Required work. Give the listing again in full, exactly as written.

───── Data for this task

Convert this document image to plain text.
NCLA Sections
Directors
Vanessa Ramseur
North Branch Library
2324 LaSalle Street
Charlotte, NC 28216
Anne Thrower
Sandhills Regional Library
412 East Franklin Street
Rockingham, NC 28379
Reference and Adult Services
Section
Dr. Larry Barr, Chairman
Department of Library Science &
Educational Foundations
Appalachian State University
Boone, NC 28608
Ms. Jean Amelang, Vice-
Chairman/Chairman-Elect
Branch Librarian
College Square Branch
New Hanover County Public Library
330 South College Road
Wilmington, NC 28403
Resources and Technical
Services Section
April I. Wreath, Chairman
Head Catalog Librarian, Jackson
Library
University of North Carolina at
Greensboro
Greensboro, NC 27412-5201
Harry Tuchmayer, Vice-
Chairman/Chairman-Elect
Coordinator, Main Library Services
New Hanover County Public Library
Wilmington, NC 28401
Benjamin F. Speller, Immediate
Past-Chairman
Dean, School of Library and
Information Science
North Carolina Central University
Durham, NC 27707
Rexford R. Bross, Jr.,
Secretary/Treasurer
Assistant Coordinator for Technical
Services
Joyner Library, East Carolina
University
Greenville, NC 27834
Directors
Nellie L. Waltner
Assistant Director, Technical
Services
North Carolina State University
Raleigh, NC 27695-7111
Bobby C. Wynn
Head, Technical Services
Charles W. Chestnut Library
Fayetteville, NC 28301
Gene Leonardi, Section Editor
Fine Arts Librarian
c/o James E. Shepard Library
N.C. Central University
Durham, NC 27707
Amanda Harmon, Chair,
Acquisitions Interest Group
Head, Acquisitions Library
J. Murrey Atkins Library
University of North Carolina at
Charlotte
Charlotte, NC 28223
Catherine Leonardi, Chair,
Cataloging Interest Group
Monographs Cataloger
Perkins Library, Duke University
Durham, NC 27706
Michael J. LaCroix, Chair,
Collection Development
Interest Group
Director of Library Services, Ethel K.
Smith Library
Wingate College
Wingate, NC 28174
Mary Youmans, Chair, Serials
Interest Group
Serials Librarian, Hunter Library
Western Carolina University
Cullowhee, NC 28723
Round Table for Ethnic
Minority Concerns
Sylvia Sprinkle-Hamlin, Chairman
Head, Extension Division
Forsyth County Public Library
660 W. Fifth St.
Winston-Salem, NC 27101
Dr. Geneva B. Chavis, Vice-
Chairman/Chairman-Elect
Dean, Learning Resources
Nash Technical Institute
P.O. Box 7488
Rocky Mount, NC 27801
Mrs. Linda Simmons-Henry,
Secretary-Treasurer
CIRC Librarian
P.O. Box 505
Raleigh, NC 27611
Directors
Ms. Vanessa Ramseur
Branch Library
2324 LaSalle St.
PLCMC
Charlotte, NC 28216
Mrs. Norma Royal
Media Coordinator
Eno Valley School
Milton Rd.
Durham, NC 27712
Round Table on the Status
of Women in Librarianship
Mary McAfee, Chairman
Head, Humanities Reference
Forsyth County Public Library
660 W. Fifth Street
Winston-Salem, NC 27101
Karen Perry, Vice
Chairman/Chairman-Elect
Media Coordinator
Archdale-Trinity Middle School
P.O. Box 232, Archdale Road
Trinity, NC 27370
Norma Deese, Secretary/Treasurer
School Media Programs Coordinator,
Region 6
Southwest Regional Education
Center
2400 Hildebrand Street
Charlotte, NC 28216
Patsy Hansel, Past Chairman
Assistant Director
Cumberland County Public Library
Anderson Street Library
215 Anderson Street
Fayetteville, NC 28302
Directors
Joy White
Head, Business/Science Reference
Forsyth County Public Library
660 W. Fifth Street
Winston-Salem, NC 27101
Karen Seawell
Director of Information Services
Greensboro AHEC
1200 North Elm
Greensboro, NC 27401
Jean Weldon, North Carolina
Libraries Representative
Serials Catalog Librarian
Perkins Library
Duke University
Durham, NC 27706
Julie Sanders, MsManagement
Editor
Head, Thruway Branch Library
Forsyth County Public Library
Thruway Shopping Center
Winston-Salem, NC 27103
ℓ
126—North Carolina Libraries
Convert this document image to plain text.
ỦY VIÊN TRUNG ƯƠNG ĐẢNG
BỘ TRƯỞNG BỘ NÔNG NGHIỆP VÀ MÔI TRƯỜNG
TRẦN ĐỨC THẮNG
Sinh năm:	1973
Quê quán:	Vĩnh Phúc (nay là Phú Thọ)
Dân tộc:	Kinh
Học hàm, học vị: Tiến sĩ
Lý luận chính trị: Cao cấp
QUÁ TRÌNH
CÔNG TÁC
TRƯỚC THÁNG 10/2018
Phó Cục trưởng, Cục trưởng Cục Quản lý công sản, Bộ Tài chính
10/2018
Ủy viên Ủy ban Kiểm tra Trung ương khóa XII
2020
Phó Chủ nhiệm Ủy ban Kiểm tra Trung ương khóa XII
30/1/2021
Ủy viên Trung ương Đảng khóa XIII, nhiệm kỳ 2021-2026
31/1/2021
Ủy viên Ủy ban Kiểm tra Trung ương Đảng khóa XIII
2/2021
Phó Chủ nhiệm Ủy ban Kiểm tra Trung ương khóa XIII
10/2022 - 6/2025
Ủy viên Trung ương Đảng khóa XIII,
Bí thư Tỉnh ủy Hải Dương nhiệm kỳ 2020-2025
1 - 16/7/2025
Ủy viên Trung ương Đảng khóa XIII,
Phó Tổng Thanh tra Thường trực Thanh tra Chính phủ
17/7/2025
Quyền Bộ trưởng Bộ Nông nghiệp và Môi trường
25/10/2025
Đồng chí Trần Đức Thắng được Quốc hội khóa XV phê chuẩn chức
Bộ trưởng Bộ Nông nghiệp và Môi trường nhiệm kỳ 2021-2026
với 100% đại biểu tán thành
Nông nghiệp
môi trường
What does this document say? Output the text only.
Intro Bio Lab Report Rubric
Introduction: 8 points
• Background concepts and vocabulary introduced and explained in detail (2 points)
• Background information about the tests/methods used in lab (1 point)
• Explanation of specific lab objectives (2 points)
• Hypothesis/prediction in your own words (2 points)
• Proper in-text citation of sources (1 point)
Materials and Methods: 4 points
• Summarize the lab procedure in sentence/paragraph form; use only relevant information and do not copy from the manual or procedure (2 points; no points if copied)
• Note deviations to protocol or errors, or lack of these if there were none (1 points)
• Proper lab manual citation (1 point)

──────────

Answer for the task.
Convert this document image to plain text.
NCLA Sections
Directors
Vanessa Ramseur
North Branch Library
2324 LaSalle Street
Charlotte, NC 28216
Anne Thrower
Sandhills Regional Library
412 East Franklin Street
Rockingham, NC 28379
Reference and Adult Services
Section
Dr. Larry Barr, Chairman
Department of Library Science &
Educational Foundations
Appalachian State University
Boone, NC 28608
Ms. Jean Amelang, Vice-
Chairman/Chairman-Elect
Branch Librarian
College Square Branch
New Hanover County Public Library
330 South College Road
Wilmington, NC 28403
Resources and Technical
Services Section
April I. Wreath, Chairman
Head Catalog Librarian, Jackson
Library
University of North Carolina at
Greensboro
Greensboro, NC 27412-5201
Harry Tuchmayer, Vice-
Chairman/Chairman-Elect
Coordinator, Main Library Services
New Hanover County Public Library
Wilmington, NC 28401
Benjamin F. Speller, Immediate
Past-Chairman
Dean, School of Library and
Information Science
North Carolina Central University
Durham, NC 27707
Rexford R. Bross, Jr.,
Secretary/Treasurer
Assistant Coordinator for Technical
Services
Joyner Library, East Carolina
University
Greenville, NC 27834
Directors
Nellie L. Waltner
Assistant Director, Technical
Services
North Carolina State University
Raleigh, NC 27695-7111
Bobby C. Wynn
Head, Technical Services
Charles W. Chestnut Library
Fayetteville, NC 28301
Gene Leonardi, Section Editor
Fine Arts Librarian
c/o James E. Shepard Library
N.C. Central University
Durham, NC 27707
Amanda Harmon, Chair,
Acquisitions Interest Group
Head, Acquisitions Library
J. Murrey Atkins Library
University of North Carolina at
Charlotte
Charlotte, NC 28223
Catherine Leonardi, Chair,
Cataloging Interest Group
Monographs Cataloger
Perkins Library, Duke University
Durham, NC 27706
Michael J. LaCroix, Chair,
Collection Development
Interest Group
Director of Library Services, Ethel K.
Smith Library
Wingate College
Wingate, NC 28174
Mary Youmans, Chair, Serials
Interest Group
Serials Librarian, Hunter Library
Western Carolina University
Cullowhee, NC 28723
Round Table for Ethnic
Minority Concerns
Sylvia Sprinkle-Hamlin, Chairman
Head, Extension Division
Forsyth County Public Library
660 W. Fifth St.
Winston-Salem, NC 27101
Dr. Geneva B. Chavis, Vice-
Chairman/Chairman-Elect
Dean, Learning Resources
Nash Technical Institute
P.O. Box 7488
Rocky Mount, NC 27801
Mrs. Linda Simmons-Henry,
Secretary-Treasurer
CIRC Librarian
P.O. Box 505
Raleigh, NC 27611
Directors
Ms. Vanessa Ramseur
Branch Library
2324 LaSalle St.
PLCMC
Charlotte, NC 28216
Mrs. Norma Royal
Media Coordinator
Eno Valley School
Milton Rd.
Durham, NC 27712
Round Table on the Status
of Women in Librarianship
Mary McAfee, Chairman
Head, Humanities Reference
Forsyth County Public Library
660 W. Fifth Street
Winston-Salem, NC 27101
Karen Perry, Vice
Chairman/Chairman-Elect
Media Coordinator
Archdale-Trinity Middle School
P.O. Box 232, Archdale Road
Trinity, NC 27370
Norma Deese, Secretary/Treasurer
School Media Programs Coordinator,
Region 6
Southwest Regional Education
Center
2400 Hildebrand Street
Charlotte, NC 28216
Patsy Hansel, Past Chairman
Assistant Director
Cumberland County Public Library
Anderson Street Library
215 Anderson Street
Fayetteville, NC 28302
Directors
Joy White
Head, Business/Science Reference
Forsyth County Public Library
660 W. Fifth Street
Winston-Salem, NC 27101
Karen Seawell
Director of Information Services
Greensboro AHEC
1200 North Elm
Greensboro, NC 27401
Jean Weldon, North Carolina
Libraries Representative
Serials Catalog Librarian
Perkins Library
Duke University
Durham, NC 27706
Julie Sanders, MsManagement
Editor
Head, Thruway Branch Library
Forsyth County Public Library
Thruway Shopping Center
Winston-Salem, NC 27103
ℓ
126—North Carolina Libraries
Convert this document image to plain text.
ỦY VIÊN TRUNG ƯƠNG ĐẢNG
BỘ TRƯỞNG BỘ NÔNG NGHIỆP VÀ MÔI TRƯỜNG
TRẦN ĐỨC THẮNG
Sinh năm:	1973
Quê quán:	Vĩnh Phúc (nay là Phú Thọ)
Dân tộc:	Kinh
Học hàm, học vị: Tiến sĩ
Lý luận chính trị: Cao cấp
QUÁ TRÌNH
CÔNG TÁC
TRƯỚC THÁNG 10/2018
Phó Cục trưởng, Cục trưởng Cục Quản lý công sản, Bộ Tài chính
10/2018
Ủy viên Ủy ban Kiểm tra Trung ương khóa XII
2020
Phó Chủ nhiệm Ủy ban Kiểm tra Trung ương khóa XII
30/1/2021
Ủy viên Trung ương Đảng khóa XIII, nhiệm kỳ 2021-2026
31/1/2021
Ủy viên Ủy ban Kiểm tra Trung ương Đảng khóa XIII
2/2021
Phó Chủ nhiệm Ủy ban Kiểm tra Trung ương khóa XIII
10/2022 - 6/2025
Ủy viên Trung ương Đảng khóa XIII,
Bí thư Tỉnh ủy Hải Dương nhiệm kỳ 2020-2025
1 - 16/7/2025
Ủy viên Trung ương Đảng khóa XIII,
Phó Tổng Thanh tra Thường trực Thanh tra Chính phủ
17/7/2025
Quyền Bộ trưởng Bộ Nông nghiệp và Môi trường
25/10/2025
Đồng chí Trần Đức Thắng được Quốc hội khóa XV phê chuẩn chức
Bộ trưởng Bộ Nông nghiệp và Môi trường nhiệm kỳ 2021-2026
với 100% đại biểu tán thành
Nông nghiệp
môi trường
What does this document say? Output the text only.
Intro Bio Lab Report Rubric
Introduction: 8 points
• Background concepts and vocabulary introduced and explained in detail (2 points)
• Background information about the tests/methods used in lab (1 point)
• Explanation of specific lab objectives (2 points)
• Hypothesis/prediction in your own words (2 points)
• Proper in-text citation of sources (1 point)
Materials and Methods: 4 points
• Summarize the lab procedure in sentence/paragraph form; use only relevant information and do not copy from the manual or procedure (2 points; no points if copied)
• Note deviations to protocol or errors, or lack of these if there were none (1 points)
• Proper lab manual citation (1 point)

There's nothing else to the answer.